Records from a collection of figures
□ □ □
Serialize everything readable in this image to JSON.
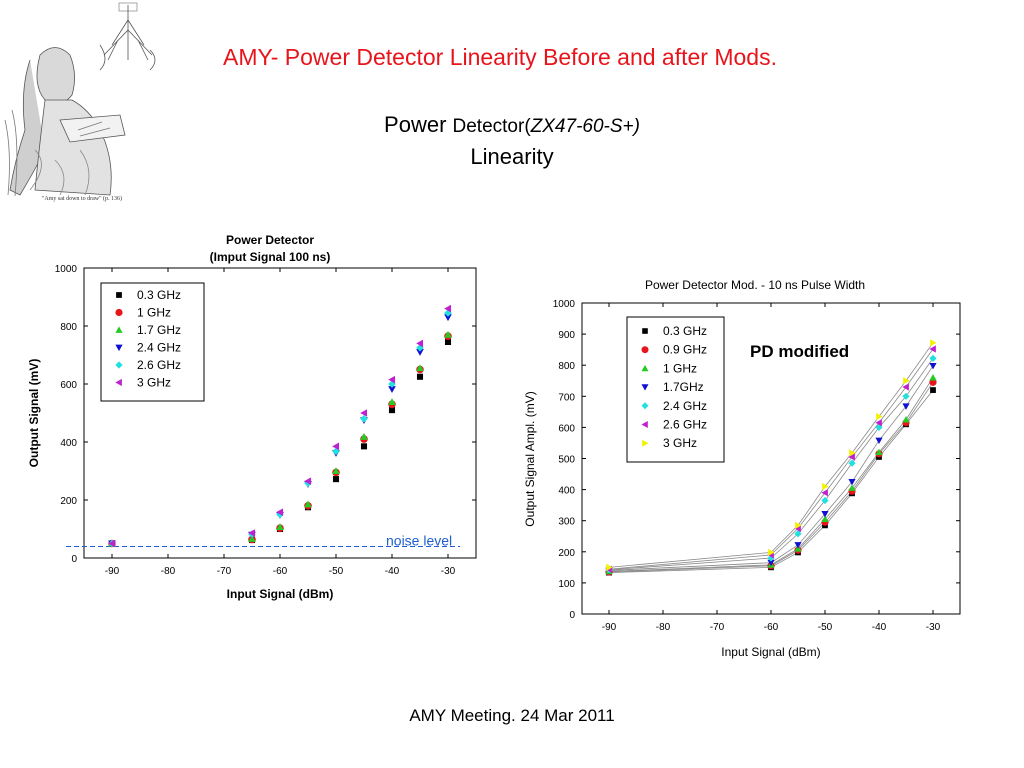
{
  "slide": {
    "title": "AMY- Power Detector Linearity Before and after Mods.",
    "subtitle_power": "Power",
    "subtitle_detector": "Detector(",
    "subtitle_model": "ZX47-60-S+)",
    "subtitle_line2": "Linearity",
    "footer": "AMY Meeting. 24 Mar 2011",
    "illustration_caption": "\"Amy sat down to draw\" (p. 136)"
  },
  "chart_data": [
    {
      "type": "scatter",
      "title": "Power Detector",
      "subtitle": "(Imput Signal 100 ns)",
      "xlabel": "Input Signal (dBm)",
      "ylabel": "Output Signal (mV)",
      "xlim": [
        -95,
        -25
      ],
      "ylim": [
        0,
        1000
      ],
      "xticks": [
        -90,
        -80,
        -70,
        -60,
        -50,
        -40,
        -30
      ],
      "yticks": [
        0,
        200,
        400,
        600,
        800,
        1000
      ],
      "grid": false,
      "legend_position": "top-left",
      "x": [
        -90,
        -65,
        -60,
        -55,
        -50,
        -45,
        -40,
        -35,
        -30
      ],
      "series": [
        {
          "name": "0.3 GHz",
          "marker": "square",
          "color": "#000000",
          "values": [
            50,
            62,
            100,
            175,
            272,
            385,
            510,
            625,
            745
          ]
        },
        {
          "name": "1  GHz",
          "marker": "circle",
          "color": "#e8141b",
          "values": [
            50,
            64,
            103,
            180,
            295,
            410,
            530,
            650,
            765
          ]
        },
        {
          "name": "1.7 GHz",
          "marker": "triangle-up",
          "color": "#22cc22",
          "values": [
            50,
            66,
            107,
            185,
            300,
            418,
            538,
            655,
            770
          ]
        },
        {
          "name": "2.4 GHz",
          "marker": "triangle-down",
          "color": "#1010d0",
          "values": [
            50,
            80,
            148,
            255,
            362,
            475,
            582,
            710,
            830
          ]
        },
        {
          "name": "2.6 GHz",
          "marker": "diamond",
          "color": "#22e0e0",
          "values": [
            50,
            82,
            150,
            258,
            368,
            480,
            600,
            725,
            845
          ]
        },
        {
          "name": "3  GHz",
          "marker": "triangle-left",
          "color": "#c020d0",
          "values": [
            50,
            86,
            158,
            265,
            385,
            500,
            615,
            740,
            860
          ]
        }
      ],
      "annotation": {
        "text": "noise level",
        "y": 50,
        "color": "#1f5fd0"
      }
    },
    {
      "type": "line",
      "title": "Power Detector Mod. - 10 ns Pulse Width",
      "xlabel": "Input Signal (dBm)",
      "ylabel": "Output Signal Ampl. (mV)",
      "xlim": [
        -95,
        -25
      ],
      "ylim": [
        0,
        1000
      ],
      "xticks": [
        -90,
        -80,
        -70,
        -60,
        -50,
        -40,
        -30
      ],
      "yticks": [
        0,
        100,
        200,
        300,
        400,
        500,
        600,
        700,
        800,
        900,
        1000
      ],
      "grid": false,
      "legend_position": "top-left",
      "annotation": {
        "text": "PD modified"
      },
      "x": [
        -90,
        -60,
        -55,
        -50,
        -45,
        -40,
        -35,
        -30
      ],
      "series": [
        {
          "name": "0.3 GHz",
          "marker": "square",
          "color": "#000000",
          "values": [
            133,
            150,
            198,
            285,
            388,
            505,
            610,
            720
          ]
        },
        {
          "name": "0.9 GHz",
          "marker": "circle",
          "color": "#e8141b",
          "values": [
            135,
            155,
            205,
            295,
            395,
            515,
            615,
            745
          ]
        },
        {
          "name": "1 GHz",
          "marker": "triangle-up",
          "color": "#22cc22",
          "values": [
            137,
            158,
            210,
            305,
            405,
            520,
            625,
            760
          ]
        },
        {
          "name": "1.7GHz",
          "marker": "triangle-down",
          "color": "#1010d0",
          "values": [
            140,
            165,
            222,
            322,
            425,
            558,
            668,
            798
          ]
        },
        {
          "name": "2.4 GHz",
          "marker": "diamond",
          "color": "#22e0e0",
          "values": [
            142,
            180,
            258,
            365,
            485,
            600,
            700,
            822
          ]
        },
        {
          "name": "2.6 GHz",
          "marker": "triangle-left",
          "color": "#c020d0",
          "values": [
            144,
            190,
            275,
            390,
            505,
            615,
            730,
            852
          ]
        },
        {
          "name": "3 GHz",
          "marker": "triangle-right",
          "color": "#f2f200",
          "values": [
            150,
            198,
            285,
            410,
            518,
            635,
            750,
            872
          ]
        }
      ]
    }
  ]
}
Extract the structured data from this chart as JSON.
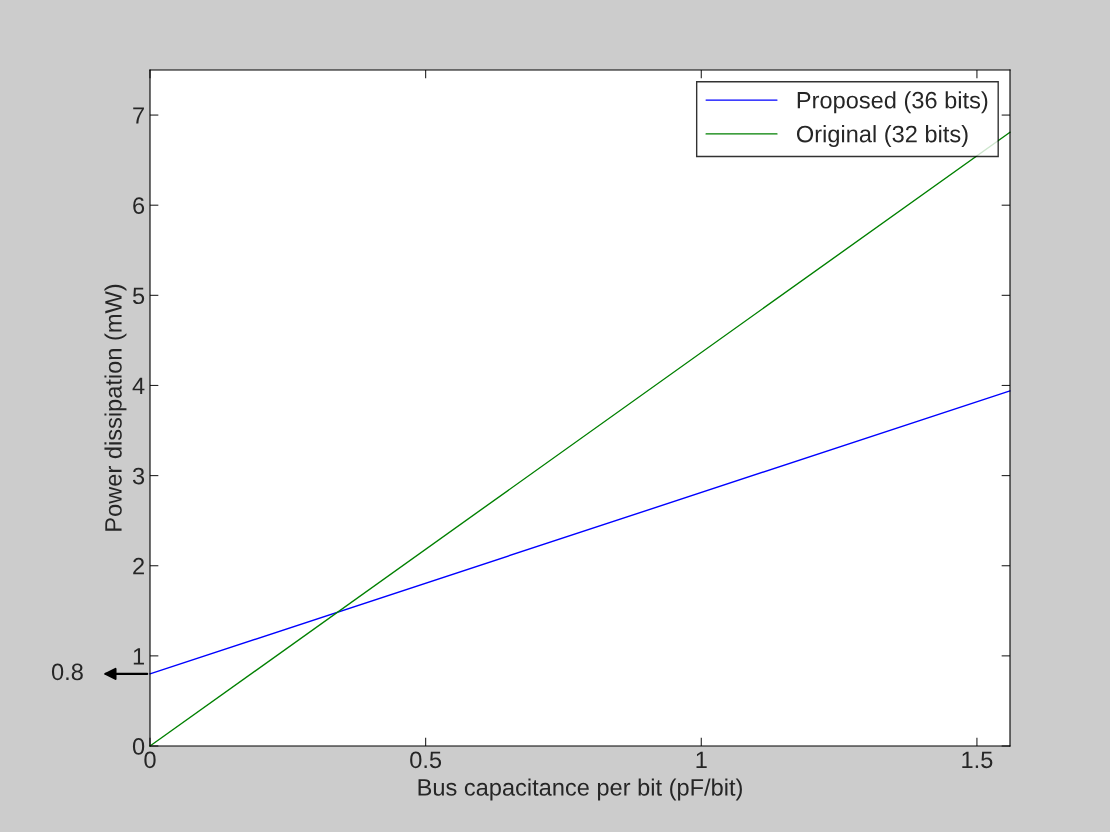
{
  "chart_data": {
    "type": "line",
    "xlabel": "Bus capacitance per bit (pF/bit)",
    "ylabel": "Power dissipation (mW)",
    "xlim": [
      0,
      1.56
    ],
    "x": [
      0,
      1.56
    ],
    "ylim": [
      0,
      7.5
    ],
    "xticks": [
      0,
      0.5,
      1,
      1.5
    ],
    "yticks": [
      0,
      1,
      2,
      3,
      4,
      5,
      6,
      7
    ],
    "series": [
      {
        "name": "Proposed (36 bits)",
        "color": "#0000ff",
        "values": [
          0.8,
          3.94
        ]
      },
      {
        "name": "Original (32 bits)",
        "color": "#008000",
        "values": [
          0,
          6.81
        ]
      }
    ],
    "annotations": [
      {
        "text": "0.8",
        "x": 0,
        "y": 0.8
      }
    ],
    "legend": "top right",
    "grid": false,
    "marker": "none",
    "line_style": "solid"
  }
}
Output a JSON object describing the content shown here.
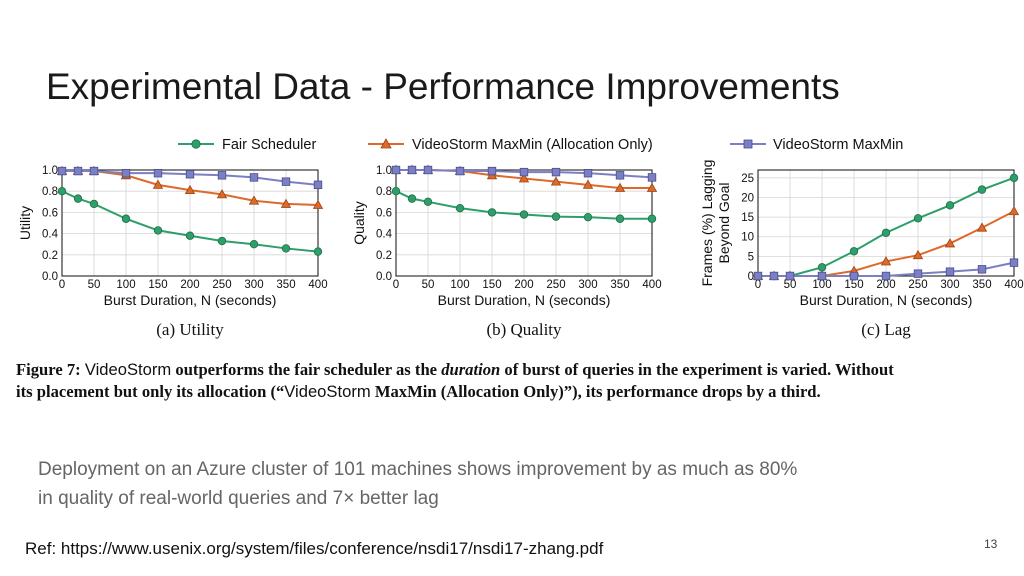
{
  "slide": {
    "title": "Experimental Data - Performance Improvements",
    "body_line1": "Deployment on an Azure cluster of 101 machines shows improvement by as much as 80%",
    "body_line2": "in quality of real-world queries and 7× better lag",
    "ref": "Ref: https://www.usenix.org/system/files/conference/nsdi17/nsdi17-zhang.pdf",
    "page_number": "13"
  },
  "figure": {
    "caption_label": "Figure 7:",
    "caption_system": "VideoStorm",
    "caption_part1": "outperforms the fair scheduler as the",
    "caption_emph": "duration",
    "caption_part2": "of burst of queries in the experiment is varied. Without",
    "caption_part3": "its placement but only its allocation (“",
    "caption_system2": "VideoStorm",
    "caption_part4": "MaxMin (Allocation Only)”), its performance drops by a third."
  },
  "colors": {
    "fair": "#2e9e6a",
    "allocation_only": "#dd6a2a",
    "maxmin": "#7b7fc4"
  },
  "chart_data": [
    {
      "type": "line",
      "panel_label": "(a) Utility",
      "xlabel": "Burst Duration, N (seconds)",
      "ylabel": "Utility",
      "x": [
        0,
        25,
        50,
        100,
        150,
        200,
        250,
        300,
        350,
        400
      ],
      "xticks": [
        0,
        50,
        100,
        150,
        200,
        250,
        300,
        350,
        400
      ],
      "yticks": [
        "0.0",
        "0.2",
        "0.4",
        "0.6",
        "0.8",
        "1.0"
      ],
      "xlim": [
        0,
        400
      ],
      "ylim": [
        0,
        1.0
      ],
      "grid": true,
      "series": [
        {
          "name": "Fair Scheduler",
          "marker": "circle",
          "values": [
            0.8,
            0.73,
            0.68,
            0.54,
            0.43,
            0.38,
            0.33,
            0.3,
            0.26,
            0.23
          ]
        },
        {
          "name": "VideoStorm MaxMin (Allocation Only)",
          "marker": "triangle",
          "values": [
            0.99,
            0.99,
            0.99,
            0.95,
            0.86,
            0.81,
            0.77,
            0.71,
            0.68,
            0.67
          ]
        },
        {
          "name": "VideoStorm MaxMin",
          "marker": "square",
          "values": [
            0.99,
            0.99,
            0.99,
            0.97,
            0.97,
            0.96,
            0.95,
            0.93,
            0.89,
            0.86
          ]
        }
      ]
    },
    {
      "type": "line",
      "panel_label": "(b) Quality",
      "xlabel": "Burst Duration, N (seconds)",
      "ylabel": "Quality",
      "x": [
        0,
        25,
        50,
        100,
        150,
        200,
        250,
        300,
        350,
        400
      ],
      "xticks": [
        0,
        50,
        100,
        150,
        200,
        250,
        300,
        350,
        400
      ],
      "yticks": [
        "0.0",
        "0.2",
        "0.4",
        "0.6",
        "0.8",
        "1.0"
      ],
      "xlim": [
        0,
        400
      ],
      "ylim": [
        0,
        1.0
      ],
      "grid": true,
      "series": [
        {
          "name": "Fair Scheduler",
          "marker": "circle",
          "values": [
            0.8,
            0.73,
            0.7,
            0.64,
            0.6,
            0.58,
            0.56,
            0.555,
            0.54,
            0.54
          ]
        },
        {
          "name": "VideoStorm MaxMin (Allocation Only)",
          "marker": "triangle",
          "values": [
            1.0,
            1.0,
            1.0,
            0.99,
            0.95,
            0.92,
            0.89,
            0.86,
            0.83,
            0.83
          ]
        },
        {
          "name": "VideoStorm MaxMin",
          "marker": "square",
          "values": [
            1.0,
            1.0,
            1.0,
            0.99,
            0.99,
            0.98,
            0.98,
            0.97,
            0.95,
            0.93
          ]
        }
      ]
    },
    {
      "type": "line",
      "panel_label": "(c) Lag",
      "xlabel": "Burst Duration, N (seconds)",
      "ylabel": "Frames (%) Lagging Beyond Goal",
      "ylabel_lines": [
        "Frames (%) Lagging",
        "Beyond Goal"
      ],
      "x": [
        0,
        25,
        50,
        100,
        150,
        200,
        250,
        300,
        350,
        400
      ],
      "xticks": [
        0,
        50,
        100,
        150,
        200,
        250,
        300,
        350,
        400
      ],
      "yticks": [
        "0",
        "5",
        "10",
        "15",
        "20",
        "25"
      ],
      "xlim": [
        0,
        400
      ],
      "ylim": [
        0,
        27
      ],
      "grid": true,
      "series": [
        {
          "name": "Fair Scheduler",
          "marker": "circle",
          "values": [
            0,
            0,
            0,
            2.2,
            6.3,
            11.0,
            14.7,
            18.0,
            22.0,
            25.0
          ]
        },
        {
          "name": "VideoStorm MaxMin (Allocation Only)",
          "marker": "triangle",
          "values": [
            0,
            0,
            0,
            0,
            1.3,
            3.7,
            5.3,
            8.3,
            12.3,
            16.5
          ]
        },
        {
          "name": "VideoStorm MaxMin",
          "marker": "square",
          "values": [
            0,
            0,
            0,
            0,
            0,
            0,
            0.6,
            1.1,
            1.7,
            3.4
          ]
        }
      ]
    }
  ]
}
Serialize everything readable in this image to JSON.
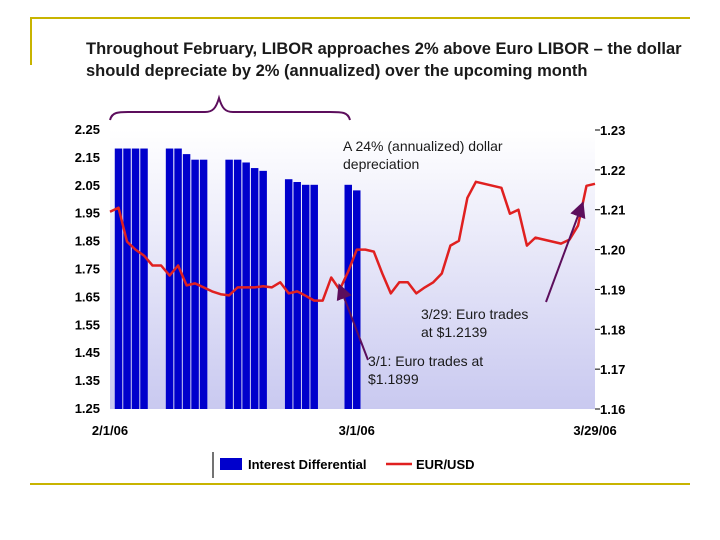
{
  "title": "Throughout February, LIBOR approaches  2% above Euro LIBOR – the dollar should depreciate by 2% (annualized) over the upcoming month",
  "colors": {
    "accent": "#c8b400",
    "bars": "#0000cc",
    "line": "#e02020",
    "arrow": "#5c0e5c",
    "plot_bg_top": "#ffffff",
    "plot_bg_bottom": "#c9c9f0"
  },
  "chart_data": {
    "type": "bar+line",
    "left_axis": {
      "ylim": [
        1.25,
        2.25
      ],
      "ticks": [
        "2.25",
        "2.15",
        "2.05",
        "1.95",
        "1.85",
        "1.75",
        "1.65",
        "1.55",
        "1.45",
        "1.35",
        "1.25"
      ]
    },
    "right_axis": {
      "ylim": [
        1.16,
        1.23
      ],
      "ticks": [
        "1.23",
        "1.22",
        "1.21",
        "1.20",
        "1.19",
        "1.18",
        "1.17",
        "1.16"
      ]
    },
    "x_ticks": [
      "2/1/06",
      "3/1/06",
      "3/29/06"
    ],
    "series": [
      {
        "name": "Interest Differential",
        "type": "bar",
        "axis": "left",
        "x": [
          1,
          2,
          3,
          4,
          7,
          8,
          9,
          10,
          11,
          14,
          15,
          16,
          17,
          18,
          21,
          22,
          23,
          24,
          28,
          29
        ],
        "values": [
          2.18,
          2.18,
          2.18,
          2.18,
          2.18,
          2.18,
          2.16,
          2.14,
          2.14,
          2.14,
          2.14,
          2.13,
          2.11,
          2.1,
          2.07,
          2.06,
          2.05,
          2.05,
          2.05,
          2.03
        ]
      },
      {
        "name": "EUR/USD",
        "type": "line",
        "axis": "right",
        "x": [
          0,
          1,
          2,
          3,
          4,
          5,
          6,
          7,
          8,
          9,
          10,
          11,
          12,
          13,
          14,
          15,
          16,
          17,
          18,
          19,
          20,
          21,
          22,
          23,
          24,
          25,
          26,
          27,
          28,
          29,
          30,
          31,
          32,
          33,
          34,
          35,
          36,
          37,
          38,
          39,
          40,
          41,
          42,
          43,
          44,
          45,
          46,
          47,
          48,
          49,
          50,
          51,
          52,
          53,
          54,
          55,
          56,
          57
        ],
        "values": [
          1.2095,
          1.2105,
          1.202,
          1.2,
          1.1985,
          1.196,
          1.196,
          1.1935,
          1.196,
          1.191,
          1.1915,
          1.1905,
          1.1895,
          1.1888,
          1.1885,
          1.1905,
          1.1905,
          1.1905,
          1.1908,
          1.1905,
          1.1918,
          1.189,
          1.1895,
          1.1884,
          1.1872,
          1.1872,
          1.193,
          1.1899,
          1.1945,
          1.2,
          1.2,
          1.1995,
          1.194,
          1.189,
          1.1918,
          1.1918,
          1.189,
          1.1905,
          1.1918,
          1.194,
          1.201,
          1.2022,
          1.213,
          1.217,
          1.2165,
          1.216,
          1.2155,
          1.209,
          1.21,
          1.201,
          1.203,
          1.2025,
          1.202,
          1.2015,
          1.2025,
          1.206,
          1.216,
          1.2165
        ]
      }
    ]
  },
  "annotations": {
    "depreciation_line1": "A 24% (annualized) dollar",
    "depreciation_line2": "depreciation",
    "euro_329_line1": "3/29: Euro trades",
    "euro_329_line2": "at $1.2139",
    "euro_31_line1": "3/1: Euro trades at",
    "euro_31_line2": "$1.1899"
  },
  "legend": {
    "bar": "Interest Differential",
    "line": "EUR/USD"
  }
}
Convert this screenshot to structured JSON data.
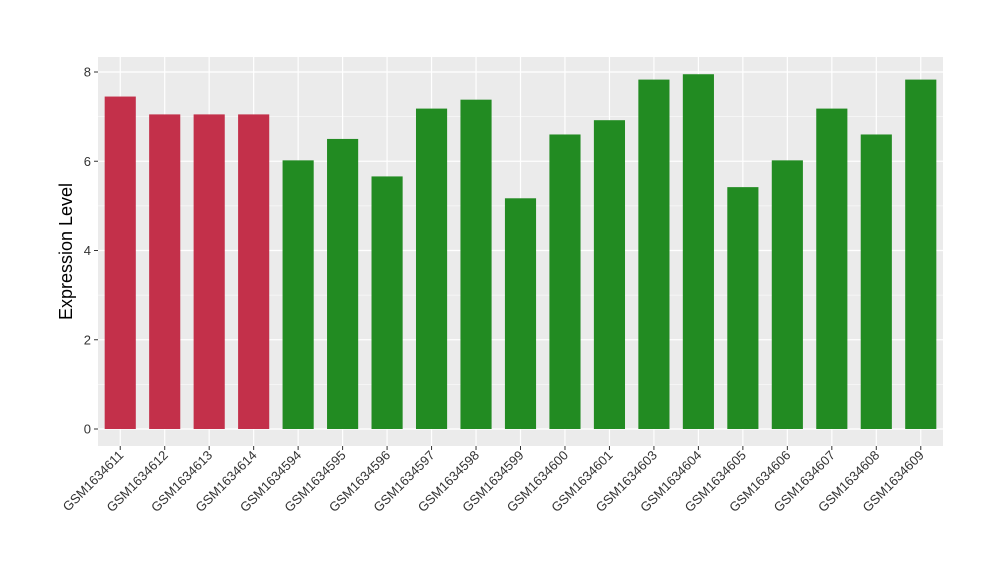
{
  "chart_data": {
    "type": "bar",
    "title": "",
    "xlabel": "",
    "ylabel": "Expression Level",
    "ylim": [
      0,
      8.3
    ],
    "yticks": [
      0,
      2,
      4,
      6,
      8
    ],
    "grid": true,
    "legend": "none",
    "panel_background": "#ebebeb",
    "grid_color": "#ffffff",
    "categories": [
      "GSM1634611",
      "GSM1634612",
      "GSM1634613",
      "GSM1634614",
      "GSM1634594",
      "GSM1634595",
      "GSM1634596",
      "GSM1634597",
      "GSM1634598",
      "GSM1634599",
      "GSM1634600",
      "GSM1634601",
      "GSM1634603",
      "GSM1634604",
      "GSM1634605",
      "GSM1634606",
      "GSM1634607",
      "GSM1634608",
      "GSM1634609"
    ],
    "values": [
      7.45,
      7.05,
      7.05,
      7.05,
      6.02,
      6.5,
      5.66,
      7.18,
      7.38,
      5.17,
      6.6,
      6.92,
      7.83,
      7.95,
      5.42,
      6.02,
      7.18,
      6.6,
      7.83
    ],
    "groups": [
      "g1",
      "g1",
      "g1",
      "g1",
      "g2",
      "g2",
      "g2",
      "g2",
      "g2",
      "g2",
      "g2",
      "g2",
      "g2",
      "g2",
      "g2",
      "g2",
      "g2",
      "g2",
      "g2"
    ],
    "group_colors": {
      "g1": "#c3304a",
      "g2": "#228b22"
    }
  }
}
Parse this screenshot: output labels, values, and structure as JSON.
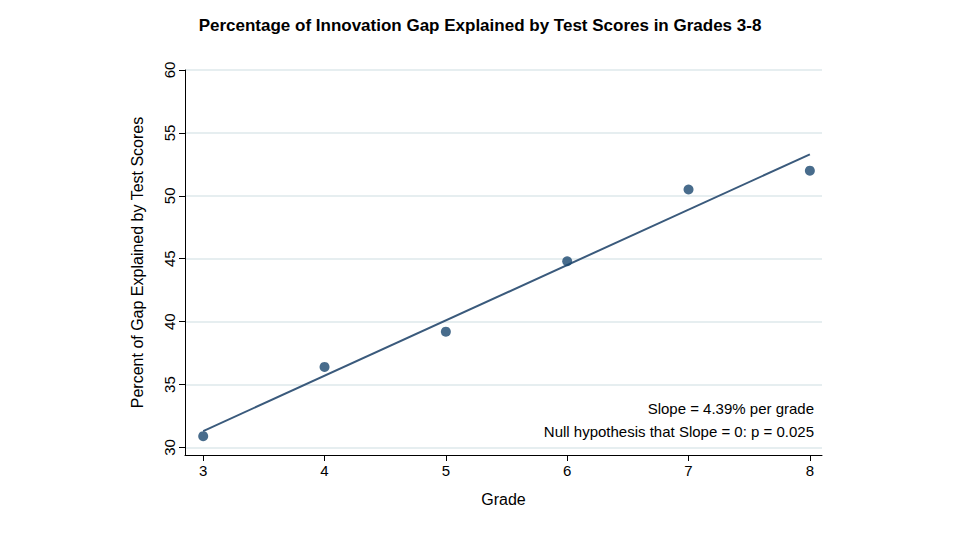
□ □ □
## WHAT IS NEEDED
Write out an exact reproduction of the lines from the line that holds "Convert this screenshot" to the bottom of the listing above, both ends included. Exclude pictures.

## RESPONSE TO THE EXERCISE
Convert this screenshot to structured JSON data.
{
  "chart_data": {
    "type": "bar",
    "title": "",
    "xlabel": "",
    "ylabel": "Expression Level",
    "ylim": [
      0,
      8.3
    ],
    "yticks": [
      0,
      2,
      4,
      6,
      8
    ],
    "grid": true,
    "legend": "none",
    "panel_background": "#ebebeb",
    "grid_color": "#ffffff",
    "categories": [
      "GSM1634611",
      "GSM1634612",
      "GSM1634613",
      "GSM1634614",
      "GSM1634594",
      "GSM1634595",
      "GSM1634596",
      "GSM1634597",
      "GSM1634598",
      "GSM1634599",
      "GSM1634600",
      "GSM1634601",
      "GSM1634603",
      "GSM1634604",
      "GSM1634605",
      "GSM1634606",
      "GSM1634607",
      "GSM1634608",
      "GSM1634609"
    ],
    "values": [
      7.45,
      7.05,
      7.05,
      7.05,
      6.02,
      6.5,
      5.66,
      7.18,
      7.38,
      5.17,
      6.6,
      6.92,
      7.83,
      7.95,
      5.42,
      6.02,
      7.18,
      6.6,
      7.83
    ],
    "groups": [
      "g1",
      "g1",
      "g1",
      "g1",
      "g2",
      "g2",
      "g2",
      "g2",
      "g2",
      "g2",
      "g2",
      "g2",
      "g2",
      "g2",
      "g2",
      "g2",
      "g2",
      "g2",
      "g2"
    ],
    "group_colors": {
      "g1": "#c3304a",
      "g2": "#228b22"
    }
  }
}
Parse this screenshot: output labels, values, and structure as JSON.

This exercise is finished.